The Point Lisas Industrial Estate was started, water and electricity was expanded, there were significant wage increases, people moved out of agriculture, and whatever agriculture remained, such as Caroni 1975 Ltd, was heavily subsidised.
In short, money flowed like water in this country, and a lot of it was neither used efficiently nor invested wisely.
As happens with all commodities, particularly oil and gas, there is the boom and bust cycles, and to be honest since the TSP discoveries, the country has never had the same exploration success in crude oil.
What happened is that Amoco drilled looking for oil and instead found large amounts of natural gas.
Natural gas is different to oil in terms of its development. With oil, because it operates in a global market in which the price of the commodity is known by everyone and has less arbitrage, it is possible to simply produce the oil and put it on a ship, selling it on the international market as it heads to a refinery.
With natural gas, initially, you had first to develop a project. This project required the identification of an end user. So for Amoco, which would then become bpTT, the strategy had to be if they are going to produce the gas, explore for the gas, and bring it to market, it must mean that they can sell it.
Some may go to petrochemicals, but a lot it was determined could be sold on a long-term contract as LNG.
At the time, there was a captive market for LNG in the US and other parts of Europe. Technology and large quantities of relatively cheap natural gas significantly contributed to what would be a project of projects.
That is what Train 1 was to this country. Make no bones about it!
As a specialised energy journalist, I covered the Atlantic LNG Train 1 story up close. I was invited to tour the plant during its construction and was at the official opening.
Atlantic made major changes to things we take for granted, like the level of construction safety on large projects, drug testing, and requirements for harnesses, hard hats and boots.
It saw a consortium of gas producers, LNG ship owners, those who owned the regasification facilities, shareholders in power generation, and of course, the traders coming together.
Through the National Gas Company, the government took a share in Train 1 because it wanted to have skin in the game, and Atlantic Train 1 was set up as a tolling facility, so it was paid a fee to process the gas and turn it into liquid for export. It was an arrangement in which the return would mean that NGC was unlikely to lose its money, but with limited gas production, without ships, without trading, without regas, without power generation investments, its reach was limited.
Further, the NGC with no trading experience, arranged with bpTT to trade its LNG share, at least its limited number of cargoes.
A lot has changed in the ensuing 20 years.
LNG has become almost ubiquitous, natural gas in T&T is not as abundant, and certainly not as cheap, and bpTT’s discoveries have become progressively smaller.
It is also clear that the 13 years of uninterrupted economic expansion to 2008 and the high revenue that the country received from 2010 to 2014 was a direct result of LNG production and prices, strong oil prices and, of course, petrochemicals.
A lot of this is driven by natural gas production.
For more than 20 years, bpTT has been the country’s largest natural gas producer and when bpTT is doing well this country tends also to perform well economically.

» **Data lines**:
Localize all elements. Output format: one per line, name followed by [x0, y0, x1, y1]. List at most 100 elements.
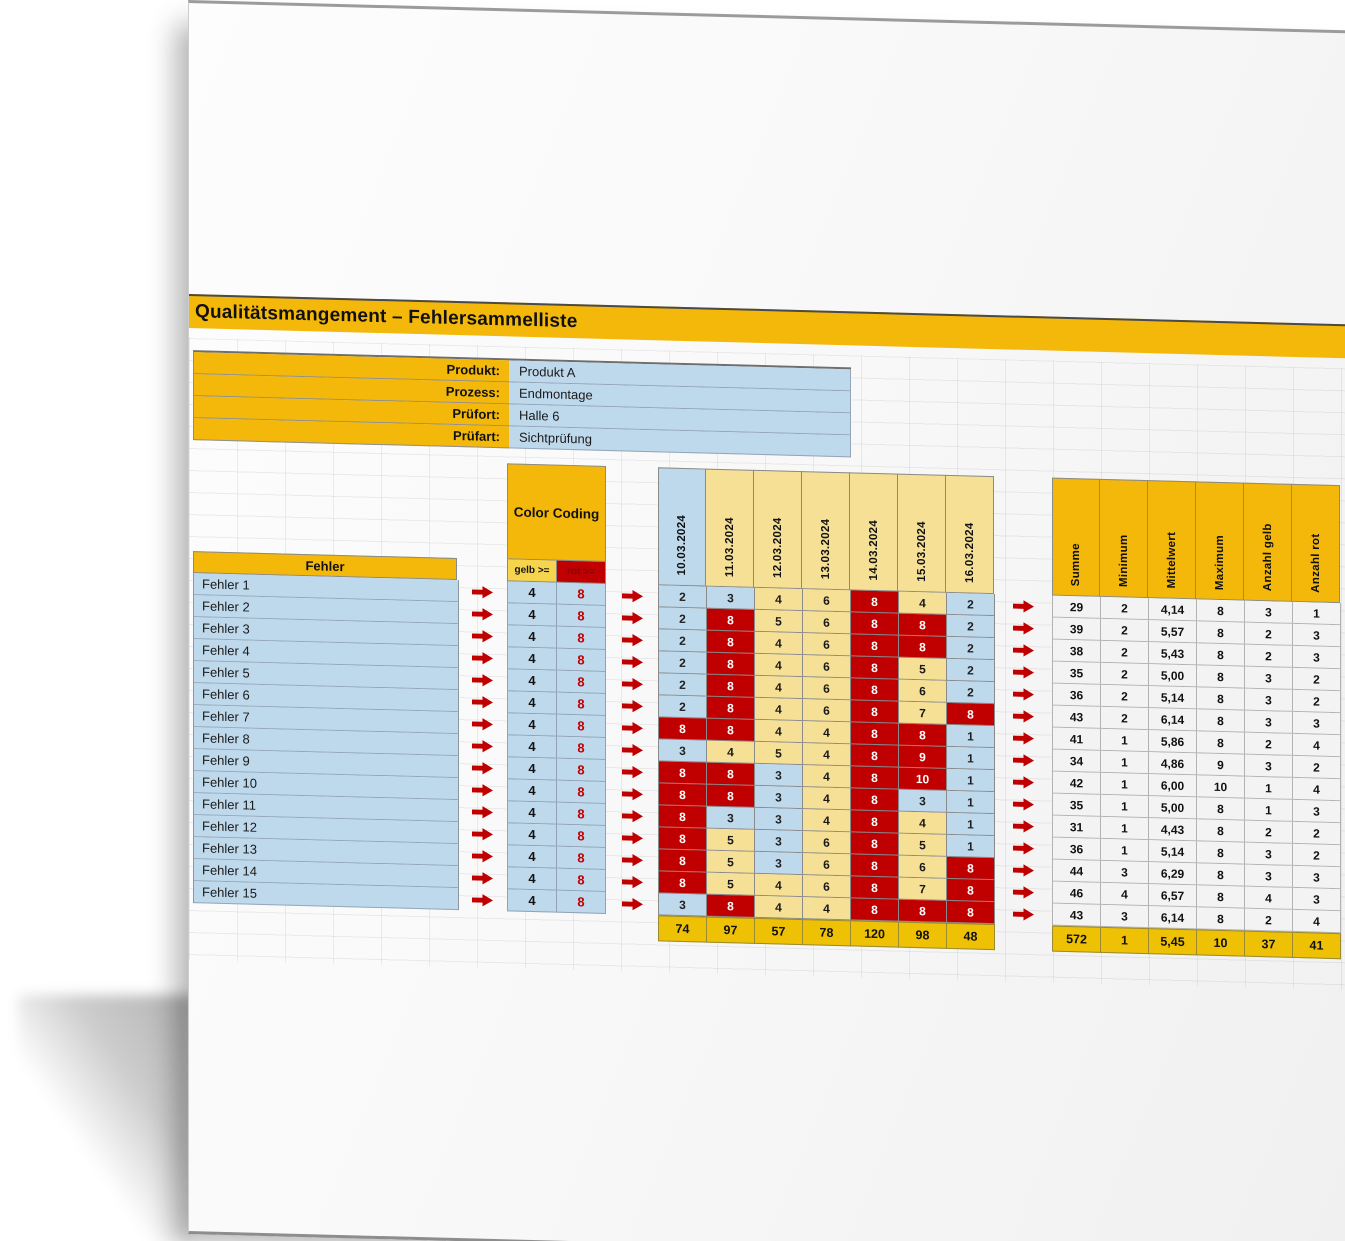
- data-cell[interactable]: 4: [755, 719, 803, 744]
- data-cell[interactable]: 4: [755, 873, 803, 898]
- data-cell[interactable]: 6: [803, 633, 851, 657]
- data-cell[interactable]: 8: [851, 876, 899, 900]
- data-cell[interactable]: 5: [707, 828, 755, 852]
- data-cell[interactable]: 8: [851, 612, 899, 636]
- data-cell[interactable]: 8: [851, 766, 899, 790]
- gelb-threshold-cell[interactable]: 4: [507, 647, 557, 671]
- data-cell[interactable]: 8: [659, 827, 707, 851]
- data-cell[interactable]: 4: [899, 811, 947, 835]
- rot-threshold-cell[interactable]: 8: [557, 846, 606, 870]
- data-cell[interactable]: 2: [947, 592, 995, 617]
- data-cell[interactable]: 8: [707, 608, 755, 632]
- gelb-threshold-cell[interactable]: 4: [507, 735, 557, 759]
- data-cell[interactable]: 4: [803, 809, 851, 833]
- data-cell[interactable]: 8: [851, 832, 899, 856]
- data-cell[interactable]: 7: [899, 701, 947, 725]
- data-cell[interactable]: 5: [755, 609, 803, 634]
- data-cell[interactable]: 8: [947, 900, 995, 925]
- data-cell[interactable]: 6: [803, 831, 851, 855]
- data-cell[interactable]: 3: [707, 586, 755, 610]
- gelb-threshold-cell[interactable]: 4: [507, 757, 557, 781]
- data-cell[interactable]: 6: [803, 611, 851, 635]
- data-cell[interactable]: 8: [707, 696, 755, 720]
- rot-threshold-cell[interactable]: 8: [557, 890, 606, 914]
- data-cell[interactable]: 8: [659, 871, 707, 895]
- data-cell[interactable]: 5: [707, 850, 755, 874]
- data-cell[interactable]: 8: [851, 656, 899, 680]
- data-cell[interactable]: 6: [899, 679, 947, 703]
- rot-threshold-cell[interactable]: 8: [557, 648, 606, 672]
- data-cell[interactable]: 3: [659, 739, 707, 763]
- data-cell[interactable]: 3: [707, 806, 755, 830]
- data-cell[interactable]: 5: [707, 872, 755, 896]
- rot-threshold-cell[interactable]: 8: [557, 802, 606, 826]
- data-cell[interactable]: 4: [755, 653, 803, 678]
- rot-threshold-cell[interactable]: 8: [557, 714, 606, 738]
- data-cell[interactable]: 4: [899, 591, 947, 615]
- data-cell[interactable]: 6: [899, 855, 947, 879]
- data-cell[interactable]: 3: [755, 829, 803, 854]
- gelb-threshold-cell[interactable]: 4: [507, 889, 557, 913]
- data-cell[interactable]: 4: [707, 740, 755, 764]
- data-cell[interactable]: 8: [707, 630, 755, 654]
- data-cell[interactable]: 1: [947, 746, 995, 771]
- data-cell[interactable]: 8: [851, 722, 899, 746]
- data-cell[interactable]: 4: [755, 697, 803, 722]
- data-cell[interactable]: 8: [851, 744, 899, 768]
- data-cell[interactable]: 8: [659, 783, 707, 807]
- data-cell[interactable]: 8: [851, 898, 899, 922]
- gelb-threshold-cell[interactable]: 4: [507, 625, 557, 649]
- data-cell[interactable]: 8: [851, 854, 899, 878]
- data-cell[interactable]: 2: [659, 607, 707, 631]
- data-cell[interactable]: 6: [803, 699, 851, 723]
- data-cell[interactable]: 8: [947, 702, 995, 727]
- data-cell[interactable]: 7: [899, 877, 947, 901]
- data-cell[interactable]: 6: [803, 875, 851, 899]
- data-cell[interactable]: 2: [947, 636, 995, 661]
- data-cell[interactable]: 2: [659, 695, 707, 719]
- data-cell[interactable]: 8: [707, 894, 755, 918]
- data-cell[interactable]: 8: [851, 700, 899, 724]
- gelb-threshold-cell[interactable]: 4: [507, 801, 557, 825]
- data-cell[interactable]: 4: [755, 675, 803, 700]
- gelb-threshold-cell[interactable]: 4: [507, 823, 557, 847]
- data-cell[interactable]: 8: [899, 613, 947, 637]
- gelb-threshold-cell[interactable]: 4: [507, 603, 557, 627]
- data-cell[interactable]: 8: [659, 717, 707, 741]
- data-cell[interactable]: 8: [899, 899, 947, 923]
- data-cell[interactable]: 8: [851, 788, 899, 812]
- rot-threshold-cell[interactable]: 8: [557, 780, 606, 804]
- rot-threshold-cell[interactable]: 8: [557, 626, 606, 650]
- data-cell[interactable]: 2: [659, 585, 707, 609]
- rot-threshold-cell[interactable]: 8: [557, 868, 606, 892]
- data-cell[interactable]: 10: [899, 767, 947, 791]
- data-cell[interactable]: 8: [899, 635, 947, 659]
- data-cell[interactable]: 8: [707, 762, 755, 786]
- data-cell[interactable]: 2: [659, 629, 707, 653]
- data-cell[interactable]: 8: [707, 652, 755, 676]
- data-cell[interactable]: 5: [899, 657, 947, 681]
- data-cell[interactable]: 2: [947, 680, 995, 705]
- gelb-threshold-cell[interactable]: 4: [507, 581, 557, 605]
- data-cell[interactable]: 6: [803, 655, 851, 679]
- data-cell[interactable]: 2: [947, 614, 995, 639]
- data-cell[interactable]: 6: [803, 853, 851, 877]
- data-cell[interactable]: 1: [947, 812, 995, 837]
- data-cell[interactable]: 8: [659, 805, 707, 829]
- data-cell[interactable]: 9: [899, 745, 947, 769]
- rot-threshold-cell[interactable]: 8: [557, 604, 606, 628]
- data-cell[interactable]: 4: [803, 721, 851, 745]
- gelb-threshold-cell[interactable]: 4: [507, 691, 557, 715]
- rot-threshold-cell[interactable]: 8: [557, 824, 606, 848]
- data-cell[interactable]: 4: [755, 895, 803, 920]
- data-cell[interactable]: 8: [707, 718, 755, 742]
- gelb-threshold-cell[interactable]: 4: [507, 867, 557, 891]
- data-cell[interactable]: 8: [659, 849, 707, 873]
- data-cell[interactable]: 8: [659, 761, 707, 785]
- data-cell[interactable]: 5: [899, 833, 947, 857]
- data-cell[interactable]: 8: [947, 856, 995, 881]
- data-cell[interactable]: 8: [899, 723, 947, 747]
- data-cell[interactable]: 3: [755, 851, 803, 876]
- gelb-threshold-cell[interactable]: 4: [507, 669, 557, 693]
- gelb-threshold-cell[interactable]: 4: [507, 779, 557, 803]
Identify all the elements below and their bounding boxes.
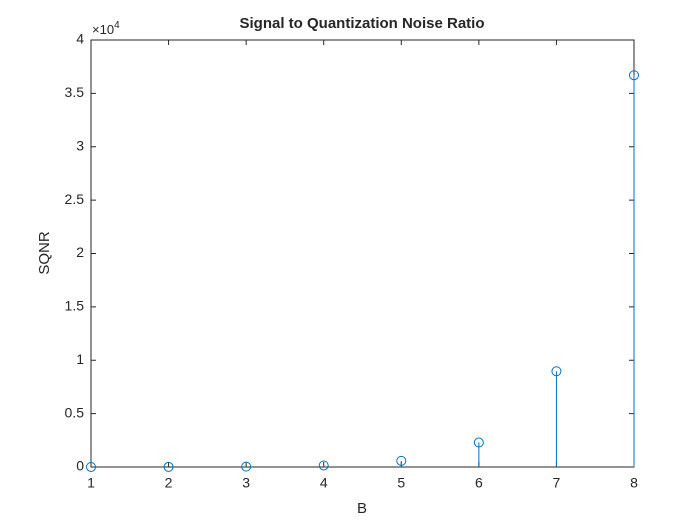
y-tick-label: 2.5 bbox=[65, 191, 85, 207]
stem-marker bbox=[396, 455, 407, 466]
x-tick-label: 7 bbox=[553, 475, 561, 491]
stem-marker bbox=[86, 461, 96, 472]
y-tick-label: 0.5 bbox=[65, 404, 85, 420]
y-tick-label: 1.5 bbox=[65, 298, 85, 314]
x-tick-label: 1 bbox=[87, 475, 95, 491]
stem-marker bbox=[163, 461, 174, 472]
x-tick-label: 8 bbox=[630, 475, 638, 491]
chart-title: Signal to Quantization Noise Ratio bbox=[239, 15, 484, 32]
x-tick-label: 5 bbox=[397, 475, 405, 491]
x-tick-label: 4 bbox=[320, 475, 328, 491]
y-tick-label: 2 bbox=[76, 244, 84, 260]
y-tick-label: 3 bbox=[76, 137, 84, 153]
y-tick-label: 0 bbox=[76, 458, 84, 474]
y-exponent: ×104 bbox=[92, 20, 120, 38]
stem-marker bbox=[473, 437, 484, 448]
exponent-base: ×10 bbox=[92, 22, 114, 37]
y-tick-label: 3.5 bbox=[65, 84, 85, 100]
x-tick-label: 6 bbox=[475, 475, 483, 491]
stem-marker bbox=[629, 70, 639, 81]
x-axis-label: B bbox=[357, 500, 367, 517]
x-tick-label: 3 bbox=[242, 475, 250, 491]
stem-marker bbox=[241, 461, 252, 472]
exponent-power: 4 bbox=[114, 20, 120, 31]
stem-marker bbox=[318, 460, 329, 471]
y-tick-label: 1 bbox=[76, 351, 84, 367]
stem-marker bbox=[551, 366, 562, 377]
y-tick-label: 4 bbox=[76, 31, 84, 47]
y-axis-label: SQNR bbox=[36, 231, 53, 275]
x-tick-label: 2 bbox=[165, 475, 173, 491]
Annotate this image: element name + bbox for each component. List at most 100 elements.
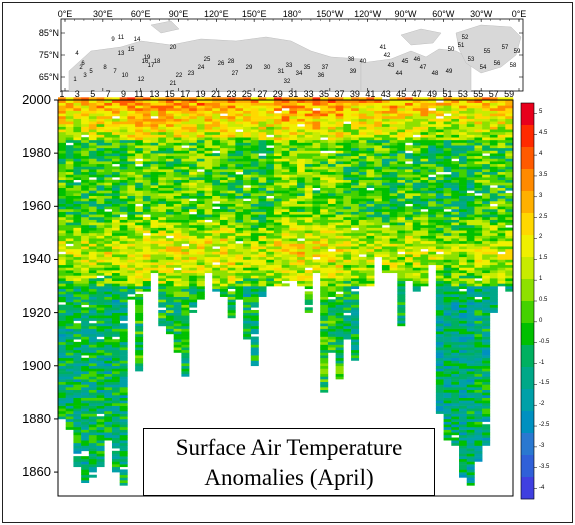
heatmap-cell [135, 232, 144, 236]
heatmap-cell [459, 344, 468, 348]
heatmap-cell [81, 179, 90, 183]
heatmap-cell [104, 371, 113, 375]
heatmap-cell [273, 227, 282, 231]
heatmap-cell [289, 232, 298, 236]
heatmap-cell [158, 171, 167, 175]
heatmap-cell [196, 275, 205, 279]
heatmap-cell [88, 278, 97, 282]
heatmap-cell [451, 309, 460, 313]
heatmap-cell [343, 296, 352, 300]
heatmap-cell [397, 97, 406, 101]
heatmap-cell [266, 147, 275, 151]
heatmap-cell [304, 153, 313, 157]
heatmap-cell [281, 147, 290, 151]
heatmap-cell [428, 169, 437, 173]
heatmap-cell [73, 139, 82, 143]
heatmap-cell [119, 472, 128, 476]
heatmap-cell [327, 251, 336, 255]
heatmap-cell [65, 219, 74, 223]
heatmap-cell [304, 115, 313, 119]
heatmap-cell [405, 118, 414, 122]
heatmap-cell [227, 240, 236, 244]
heatmap-cell [397, 267, 406, 271]
heatmap-cell [320, 193, 329, 196]
heatmap-cell [405, 110, 414, 114]
heatmap-cell [250, 150, 259, 154]
heatmap-cell [204, 158, 213, 162]
heatmap-cell [389, 113, 398, 117]
heatmap-cell [81, 352, 90, 356]
heatmap-cell [451, 272, 460, 276]
heatmap-cell [127, 190, 136, 194]
heatmap-cell [459, 294, 468, 297]
heatmap-cell [111, 392, 120, 396]
heatmap-cell [212, 195, 221, 199]
heatmap-cell [281, 195, 290, 199]
heatmap-cell [158, 259, 167, 263]
heatmap-cell [335, 200, 344, 204]
heatmap-cell [320, 240, 329, 244]
heatmap-cell [111, 464, 120, 468]
heatmap-cell [73, 270, 82, 274]
heatmap-cell [204, 105, 213, 109]
heatmap-cell [181, 259, 190, 263]
heatmap-cell [243, 264, 252, 268]
heatmap-cell [304, 139, 313, 143]
heatmap-cell [81, 461, 90, 465]
heatmap-cell [127, 238, 136, 242]
heatmap-cell [366, 243, 375, 247]
heatmap-cell [443, 158, 452, 162]
heatmap-cell [459, 328, 468, 332]
heatmap-cell [181, 307, 190, 311]
heatmap-cell [273, 267, 282, 271]
heatmap-cell [204, 240, 213, 244]
heatmap-cell [96, 200, 105, 204]
heatmap-cell [351, 339, 360, 343]
heatmap-cell [266, 158, 275, 162]
heatmap-cell [304, 190, 313, 194]
heatmap-cell [374, 206, 383, 210]
heatmap-cell [158, 193, 167, 196]
heatmap-cell [104, 286, 113, 289]
heatmap-cell [235, 214, 244, 218]
heatmap-cell [343, 232, 352, 236]
heatmap-cell [58, 222, 67, 226]
heatmap-cell [435, 357, 444, 361]
heatmap-cell [381, 246, 390, 250]
heatmap-cell [459, 291, 468, 295]
heatmap-cell [227, 235, 236, 239]
heatmap-cell [389, 171, 398, 175]
heatmap-cell [235, 267, 244, 271]
heatmap-cell [158, 219, 167, 223]
heatmap-cell [135, 142, 144, 146]
heatmap-cell [358, 256, 367, 260]
heatmap-cell [196, 163, 205, 167]
heatmap-cell [358, 193, 367, 196]
heatmap-cell [104, 134, 113, 138]
heatmap-cell [127, 280, 136, 284]
heatmap-cell [111, 248, 120, 252]
heatmap-cell [73, 347, 82, 351]
heatmap-cell [459, 150, 468, 154]
heatmap-cell [81, 267, 90, 271]
heatmap-cell [297, 243, 306, 247]
heatmap-cell [327, 312, 336, 316]
heatmap-cell [273, 147, 282, 151]
heatmap-cell [88, 464, 97, 468]
heatmap-cell [320, 363, 329, 367]
heatmap-cell [451, 264, 460, 268]
heatmap-cell [351, 216, 360, 220]
map-station-label: 16 [142, 59, 149, 65]
heatmap-cell [451, 219, 460, 223]
heatmap-cell [428, 254, 437, 258]
heatmap-cell [412, 115, 421, 119]
heatmap-cell [366, 190, 375, 194]
heatmap-cell [165, 238, 174, 242]
heatmap-cell [459, 139, 468, 143]
heatmap-cell [150, 256, 159, 260]
heatmap-cell [289, 97, 298, 101]
heatmap-cell [320, 381, 329, 385]
heatmap-cell [150, 155, 159, 159]
heatmap-cell [297, 118, 306, 122]
heatmap-cell [351, 179, 360, 183]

» **Requirement**: According to the text about natural gas, what did Amoco find when it drilled looking for oil? The entries have no connection to the text about natural gas in Trinidad and Tobago.

» **Answer to this problem**: Large amounts of natural gas.